• Work to complete:
1. Please answer these from the thumb arthritis text, one line each:
(a) What can years of stress to the base of the thumb joint lead to?
(b) What other name is the CMC joint sometimes given?
(c) What are the most common symptoms of arthritis?
2. Extend the thumb arthritis text, starting after its last sentence.

*** Passage shown ***

When you think about how much you use your thumbs in your day to day lives, it makes sense that an injury to this part of your body can be painful and debilitating. Years of stress to the base of the thumb (CMC) joint can lead to chronic painful osteoarthritis. While an acute injury to this joint can occur as the result of hyper-extension to the CMC joint with extreme force, such as a fall in hockey or falling while skiing holding a ski pole.
The CMC joint (an abbreviation for carpometacarpal joint) of the thumb is where the metacarpal bone of the thumb attaches to the trapezium bone of the wrist. This joint is sometimes referred to as the basal joint of the thumb. The CMC is the joint that allows you to move your thumb into your palm (www.eorthopod.com). This joint is designed to give the thumb its range of motion, but the trade off is that the joint suffers a lot of stress over the years. This can result in joint deterioration and arthritis for some individuals.
The most common symptoms of arthritis are pain, stiffness and swelling. The symptoms may appear upon awakening in the morning and then lessen as the thumb “loosens up”. The pain typically occurs during and after gripping and pinching activities, such as turning a doorknob, buttoning buttons, tying shoes, or using a knife to cut food. As the CMC begins to break down, it may become weaker and movement may be restricted. If the arthritis causes the bones to shift, a bump can appear at the outside base of the thumb.

*** End of Passage shown ***
*** Extracted records ***

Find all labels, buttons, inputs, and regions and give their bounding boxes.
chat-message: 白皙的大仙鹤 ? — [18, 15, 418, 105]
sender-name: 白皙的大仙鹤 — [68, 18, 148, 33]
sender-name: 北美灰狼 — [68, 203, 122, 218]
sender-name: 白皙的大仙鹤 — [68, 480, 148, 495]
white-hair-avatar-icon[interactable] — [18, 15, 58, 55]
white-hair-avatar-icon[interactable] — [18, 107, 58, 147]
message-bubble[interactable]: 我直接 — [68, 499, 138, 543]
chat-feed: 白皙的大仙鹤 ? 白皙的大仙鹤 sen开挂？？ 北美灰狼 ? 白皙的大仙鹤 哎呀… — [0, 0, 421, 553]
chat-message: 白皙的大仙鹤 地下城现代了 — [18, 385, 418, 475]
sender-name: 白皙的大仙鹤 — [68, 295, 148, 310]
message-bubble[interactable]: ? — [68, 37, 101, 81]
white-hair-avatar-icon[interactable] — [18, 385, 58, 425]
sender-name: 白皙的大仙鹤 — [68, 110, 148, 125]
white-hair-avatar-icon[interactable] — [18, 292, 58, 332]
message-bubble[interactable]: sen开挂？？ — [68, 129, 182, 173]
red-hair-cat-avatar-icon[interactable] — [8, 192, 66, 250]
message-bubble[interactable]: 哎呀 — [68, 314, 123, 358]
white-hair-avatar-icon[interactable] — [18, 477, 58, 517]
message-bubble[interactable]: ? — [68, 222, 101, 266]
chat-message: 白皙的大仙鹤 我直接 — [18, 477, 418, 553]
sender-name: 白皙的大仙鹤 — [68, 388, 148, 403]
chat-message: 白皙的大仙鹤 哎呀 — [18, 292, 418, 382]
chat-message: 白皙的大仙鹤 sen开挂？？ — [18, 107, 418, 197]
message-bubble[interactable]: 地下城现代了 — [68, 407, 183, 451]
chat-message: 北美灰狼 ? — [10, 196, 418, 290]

*** End of Extracted records ***

• Answers given:
1.
(a) Chronic painful osteoarthritis.
(b) The basal joint of the thumb.
(c) Pain, stiffness and swelling.

2.
Several ligaments hold the CMC joint together and provide stability. With a sports injury these ligaments can be injured, ie. when you sprain your thumb. The joint surfaces are covered with a material called articular cartilage. This material is the slick, spongy covering that allows one side of a joint to slide against the other joint surface easily. Damage to the articular joint surface can progress to arthritis.
Your orthopedic doctor can diagnose injury to the CMC joint by evaluating symptoms, completing a physical examination, reviewing your activities and pain patterns, and a history of the problem. X-rays can show the condition of your bones and what is happening at the joint.
If you fracture the CMC joint you will most likely be cast to immobilize the joint and allow the fractured bone to heal. It is important to treat an injury to this joint immediately and thoroughly to help prevent the onset of arthritis.